▶ **INSTRUCTION**
Each record must be retyped in full. No character may differ.

###

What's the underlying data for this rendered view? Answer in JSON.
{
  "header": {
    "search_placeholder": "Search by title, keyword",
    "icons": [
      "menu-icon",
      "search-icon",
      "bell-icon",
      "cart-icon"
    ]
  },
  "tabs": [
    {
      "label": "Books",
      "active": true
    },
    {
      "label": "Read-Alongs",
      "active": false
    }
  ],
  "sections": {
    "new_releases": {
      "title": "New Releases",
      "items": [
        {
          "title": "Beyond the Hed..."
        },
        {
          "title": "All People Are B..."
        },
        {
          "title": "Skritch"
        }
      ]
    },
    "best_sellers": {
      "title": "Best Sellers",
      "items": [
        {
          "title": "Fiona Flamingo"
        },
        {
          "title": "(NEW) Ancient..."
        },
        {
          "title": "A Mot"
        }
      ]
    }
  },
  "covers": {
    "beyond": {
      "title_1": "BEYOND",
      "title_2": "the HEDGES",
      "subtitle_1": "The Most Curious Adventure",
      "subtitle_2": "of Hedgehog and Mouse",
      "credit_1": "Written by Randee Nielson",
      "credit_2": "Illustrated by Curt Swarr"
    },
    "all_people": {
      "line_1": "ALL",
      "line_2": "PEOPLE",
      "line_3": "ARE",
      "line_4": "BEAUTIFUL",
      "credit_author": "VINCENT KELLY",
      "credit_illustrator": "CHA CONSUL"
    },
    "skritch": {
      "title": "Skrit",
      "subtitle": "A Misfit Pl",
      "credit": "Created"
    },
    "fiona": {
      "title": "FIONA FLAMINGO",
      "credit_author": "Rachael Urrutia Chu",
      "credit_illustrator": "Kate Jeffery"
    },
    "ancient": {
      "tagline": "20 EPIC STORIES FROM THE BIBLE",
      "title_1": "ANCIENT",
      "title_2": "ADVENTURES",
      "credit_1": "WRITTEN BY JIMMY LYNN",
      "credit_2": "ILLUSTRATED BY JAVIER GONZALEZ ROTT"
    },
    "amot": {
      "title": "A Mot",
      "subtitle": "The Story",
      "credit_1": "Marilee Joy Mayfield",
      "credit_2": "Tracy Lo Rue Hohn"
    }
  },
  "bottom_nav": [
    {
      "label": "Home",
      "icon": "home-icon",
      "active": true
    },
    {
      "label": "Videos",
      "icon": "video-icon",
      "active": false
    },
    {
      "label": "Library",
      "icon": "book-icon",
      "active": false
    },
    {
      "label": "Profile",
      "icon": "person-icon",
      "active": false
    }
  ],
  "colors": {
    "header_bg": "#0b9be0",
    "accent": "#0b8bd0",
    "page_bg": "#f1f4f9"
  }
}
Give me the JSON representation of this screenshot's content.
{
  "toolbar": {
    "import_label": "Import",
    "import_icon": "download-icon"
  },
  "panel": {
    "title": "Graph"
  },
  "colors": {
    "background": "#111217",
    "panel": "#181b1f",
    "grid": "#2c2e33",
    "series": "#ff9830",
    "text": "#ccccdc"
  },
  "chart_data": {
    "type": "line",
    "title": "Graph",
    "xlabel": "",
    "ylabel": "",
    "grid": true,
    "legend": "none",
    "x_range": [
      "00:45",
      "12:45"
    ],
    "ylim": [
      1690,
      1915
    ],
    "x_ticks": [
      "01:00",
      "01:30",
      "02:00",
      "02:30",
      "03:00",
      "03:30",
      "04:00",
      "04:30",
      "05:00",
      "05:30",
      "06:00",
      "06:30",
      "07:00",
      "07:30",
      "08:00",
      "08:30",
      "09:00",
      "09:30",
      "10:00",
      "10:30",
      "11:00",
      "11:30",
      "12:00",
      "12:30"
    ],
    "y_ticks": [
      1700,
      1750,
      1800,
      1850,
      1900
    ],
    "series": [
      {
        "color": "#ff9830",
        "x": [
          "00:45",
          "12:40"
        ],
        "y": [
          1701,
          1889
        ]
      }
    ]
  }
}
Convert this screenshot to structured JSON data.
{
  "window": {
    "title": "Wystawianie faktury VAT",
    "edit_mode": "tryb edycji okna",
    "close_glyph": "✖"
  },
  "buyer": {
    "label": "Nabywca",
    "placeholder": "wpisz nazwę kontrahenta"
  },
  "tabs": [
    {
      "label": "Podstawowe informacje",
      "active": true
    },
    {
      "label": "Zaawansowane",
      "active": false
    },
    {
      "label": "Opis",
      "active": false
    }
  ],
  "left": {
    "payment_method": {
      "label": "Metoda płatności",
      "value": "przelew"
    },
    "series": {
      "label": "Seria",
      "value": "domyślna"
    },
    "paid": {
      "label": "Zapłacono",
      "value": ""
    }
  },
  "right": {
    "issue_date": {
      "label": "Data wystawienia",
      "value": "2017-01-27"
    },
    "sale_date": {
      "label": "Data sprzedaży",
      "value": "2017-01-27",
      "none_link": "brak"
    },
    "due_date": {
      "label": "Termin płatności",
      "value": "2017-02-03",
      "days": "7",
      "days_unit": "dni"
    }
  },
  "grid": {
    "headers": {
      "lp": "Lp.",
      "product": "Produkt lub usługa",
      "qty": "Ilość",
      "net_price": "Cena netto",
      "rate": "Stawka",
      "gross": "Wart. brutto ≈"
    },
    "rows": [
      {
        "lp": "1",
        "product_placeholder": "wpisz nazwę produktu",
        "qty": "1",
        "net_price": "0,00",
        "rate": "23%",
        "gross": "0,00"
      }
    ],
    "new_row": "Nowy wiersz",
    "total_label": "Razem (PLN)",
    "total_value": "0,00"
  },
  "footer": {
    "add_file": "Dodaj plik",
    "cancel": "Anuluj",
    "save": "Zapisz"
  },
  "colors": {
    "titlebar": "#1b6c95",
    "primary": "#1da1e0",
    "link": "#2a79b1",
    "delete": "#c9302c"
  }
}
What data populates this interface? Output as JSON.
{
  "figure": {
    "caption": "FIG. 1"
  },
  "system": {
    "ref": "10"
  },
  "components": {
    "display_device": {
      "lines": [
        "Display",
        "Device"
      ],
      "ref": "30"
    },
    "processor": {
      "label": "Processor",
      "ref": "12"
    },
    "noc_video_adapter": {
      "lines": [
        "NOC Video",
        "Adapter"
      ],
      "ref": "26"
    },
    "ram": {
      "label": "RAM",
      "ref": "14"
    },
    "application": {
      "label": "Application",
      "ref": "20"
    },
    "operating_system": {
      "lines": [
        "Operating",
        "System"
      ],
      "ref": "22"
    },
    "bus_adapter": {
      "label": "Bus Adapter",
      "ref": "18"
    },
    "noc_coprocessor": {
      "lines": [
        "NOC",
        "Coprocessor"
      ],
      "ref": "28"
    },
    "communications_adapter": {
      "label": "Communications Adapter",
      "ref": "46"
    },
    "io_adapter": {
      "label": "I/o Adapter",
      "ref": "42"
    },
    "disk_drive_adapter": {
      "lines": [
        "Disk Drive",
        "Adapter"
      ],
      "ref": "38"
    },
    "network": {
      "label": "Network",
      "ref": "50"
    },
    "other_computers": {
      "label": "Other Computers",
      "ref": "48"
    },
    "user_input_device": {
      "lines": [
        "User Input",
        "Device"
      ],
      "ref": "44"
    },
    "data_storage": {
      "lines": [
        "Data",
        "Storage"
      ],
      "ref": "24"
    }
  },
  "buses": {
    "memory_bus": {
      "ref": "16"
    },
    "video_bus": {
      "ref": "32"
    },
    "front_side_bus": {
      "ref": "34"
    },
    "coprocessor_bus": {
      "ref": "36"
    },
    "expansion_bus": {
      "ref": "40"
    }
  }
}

###

▶ **TASK RESPONSE**
What's the underlying data for this rendered view? Answer in JSON.
{
  "header": {
    "search_placeholder": "Search by title, keyword",
    "icons": [
      "menu-icon",
      "search-icon",
      "bell-icon",
      "cart-icon"
    ]
  },
  "tabs": [
    {
      "label": "Books",
      "active": true
    },
    {
      "label": "Read-Alongs",
      "active": false
    }
  ],
  "sections": {
    "new_releases": {
      "title": "New Releases",
      "items": [
        {
          "title": "Beyond the Hed..."
        },
        {
          "title": "All People Are B..."
        },
        {
          "title": "Skritch"
        }
      ]
    },
    "best_sellers": {
      "title": "Best Sellers",
      "items": [
        {
          "title": "Fiona Flamingo"
        },
        {
          "title": "(NEW) Ancient..."
        },
        {
          "title": "A Mot"
        }
      ]
    }
  },
  "covers": {
    "beyond": {
      "title_1": "BEYOND",
      "title_2": "the HEDGES",
      "subtitle_1": "The Most Curious Adventure",
      "subtitle_2": "of Hedgehog and Mouse",
      "credit_1": "Written by Randee Nielson",
      "credit_2": "Illustrated by Curt Swarr"
    },
    "all_people": {
      "line_1": "ALL",
      "line_2": "PEOPLE",
      "line_3": "ARE",
      "line_4": "BEAUTIFUL",
      "credit_author": "VINCENT KELLY",
      "credit_illustrator": "CHA CONSUL"
    },
    "skritch": {
      "title": "Skrit",
      "subtitle": "A Misfit Pl",
      "credit": "Created"
    },
    "fiona": {
      "title": "FIONA FLAMINGO",
      "credit_author": "Rachael Urrutia Chu",
      "credit_illustrator": "Kate Jeffery"
    },
    "ancient": {
      "tagline": "20 EPIC STORIES FROM THE BIBLE",
      "title_1": "ANCIENT",
      "title_2": "ADVENTURES",
      "credit_1": "WRITTEN BY JIMMY LYNN",
      "credit_2": "ILLUSTRATED BY JAVIER GONZALEZ ROTT"
    },
    "amot": {
      "title": "A Mot",
      "subtitle": "The Story",
      "credit_1": "Marilee Joy Mayfield",
      "credit_2": "Tracy Lo Rue Hohn"
    }
  },
  "bottom_nav": [
    {
      "label": "Home",
      "icon": "home-icon",
      "active": true
    },
    {
      "label": "Videos",
      "icon": "video-icon",
      "active": false
    },
    {
      "label": "Library",
      "icon": "book-icon",
      "active": false
    },
    {
      "label": "Profile",
      "icon": "person-icon",
      "active": false
    }
  ],
  "colors": {
    "header_bg": "#0b9be0",
    "accent": "#0b8bd0",
    "page_bg": "#f1f4f9"
  }
}
Give me the JSON representation of this screenshot's content.
{
  "toolbar": {
    "import_label": "Import",
    "import_icon": "download-icon"
  },
  "panel": {
    "title": "Graph"
  },
  "colors": {
    "background": "#111217",
    "panel": "#181b1f",
    "grid": "#2c2e33",
    "series": "#ff9830",
    "text": "#ccccdc"
  },
  "chart_data": {
    "type": "line",
    "title": "Graph",
    "xlabel": "",
    "ylabel": "",
    "grid": true,
    "legend": "none",
    "x_range": [
      "00:45",
      "12:45"
    ],
    "ylim": [
      1690,
      1915
    ],
    "x_ticks": [
      "01:00",
      "01:30",
      "02:00",
      "02:30",
      "03:00",
      "03:30",
      "04:00",
      "04:30",
      "05:00",
      "05:30",
      "06:00",
      "06:30",
      "07:00",
      "07:30",
      "08:00",
      "08:30",
      "09:00",
      "09:30",
      "10:00",
      "10:30",
      "11:00",
      "11:30",
      "12:00",
      "12:30"
    ],
    "y_ticks": [
      1700,
      1750,
      1800,
      1850,
      1900
    ],
    "series": [
      {
        "color": "#ff9830",
        "x": [
          "00:45",
          "12:40"
        ],
        "y": [
          1701,
          1889
        ]
      }
    ]
  }
}
Convert this screenshot to structured JSON data.
{
  "window": {
    "title": "Wystawianie faktury VAT",
    "edit_mode": "tryb edycji okna",
    "close_glyph": "✖"
  },
  "buyer": {
    "label": "Nabywca",
    "placeholder": "wpisz nazwę kontrahenta"
  },
  "tabs": [
    {
      "label": "Podstawowe informacje",
      "active": true
    },
    {
      "label": "Zaawansowane",
      "active": false
    },
    {
      "label": "Opis",
      "active": false
    }
  ],
  "left": {
    "payment_method": {
      "label": "Metoda płatności",
      "value": "przelew"
    },
    "series": {
      "label": "Seria",
      "value": "domyślna"
    },
    "paid": {
      "label": "Zapłacono",
      "value": ""
    }
  },
  "right": {
    "issue_date": {
      "label": "Data wystawienia",
      "value": "2017-01-27"
    },
    "sale_date": {
      "label": "Data sprzedaży",
      "value": "2017-01-27",
      "none_link": "brak"
    },
    "due_date": {
      "label": "Termin płatności",
      "value": "2017-02-03",
      "days": "7",
      "days_unit": "dni"
    }
  },
  "grid": {
    "headers": {
      "lp": "Lp.",
      "product": "Produkt lub usługa",
      "qty": "Ilość",
      "net_price": "Cena netto",
      "rate": "Stawka",
      "gross": "Wart. brutto ≈"
    },
    "rows": [
      {
        "lp": "1",
        "product_placeholder": "wpisz nazwę produktu",
        "qty": "1",
        "net_price": "0,00",
        "rate": "23%",
        "gross": "0,00"
      }
    ],
    "new_row": "Nowy wiersz",
    "total_label": "Razem (PLN)",
    "total_value": "0,00"
  },
  "footer": {
    "add_file": "Dodaj plik",
    "cancel": "Anuluj",
    "save": "Zapisz"
  },
  "colors": {
    "titlebar": "#1b6c95",
    "primary": "#1da1e0",
    "link": "#2a79b1",
    "delete": "#c9302c"
  }
}
What data populates this interface? Output as JSON.
{
  "figure": {
    "caption": "FIG. 1"
  },
  "system": {
    "ref": "10"
  },
  "components": {
    "display_device": {
      "lines": [
        "Display",
        "Device"
      ],
      "ref": "30"
    },
    "processor": {
      "label": "Processor",
      "ref": "12"
    },
    "noc_video_adapter": {
      "lines": [
        "NOC Video",
        "Adapter"
      ],
      "ref": "26"
    },
    "ram": {
      "label": "RAM",
      "ref": "14"
    },
    "application": {
      "label": "Application",
      "ref": "20"
    },
    "operating_system": {
      "lines": [
        "Operating",
        "System"
      ],
      "ref": "22"
    },
    "bus_adapter": {
      "label": "Bus Adapter",
      "ref": "18"
    },
    "noc_coprocessor": {
      "lines": [
        "NOC",
        "Coprocessor"
      ],
      "ref": "28"
    },
    "communications_adapter": {
      "label": "Communications Adapter",
      "ref": "46"
    },
    "io_adapter": {
      "label": "I/o Adapter",
      "ref": "42"
    },
    "disk_drive_adapter": {
      "lines": [
        "Disk Drive",
        "Adapter"
      ],
      "ref": "38"
    },
    "network": {
      "label": "Network",
      "ref": "50"
    },
    "other_computers": {
      "label": "Other Computers",
      "ref": "48"
    },
    "user_input_device": {
      "lines": [
        "User Input",
        "Device"
      ],
      "ref": "44"
    },
    "data_storage": {
      "lines": [
        "Data",
        "Storage"
      ],
      "ref": "24"
    }
  },
  "buses": {
    "memory_bus": {
      "ref": "16"
    },
    "video_bus": {
      "ref": "32"
    },
    "front_side_bus": {
      "ref": "34"
    },
    "coprocessor_bus": {
      "ref": "36"
    },
    "expansion_bus": {
      "ref": "40"
    }
  }
}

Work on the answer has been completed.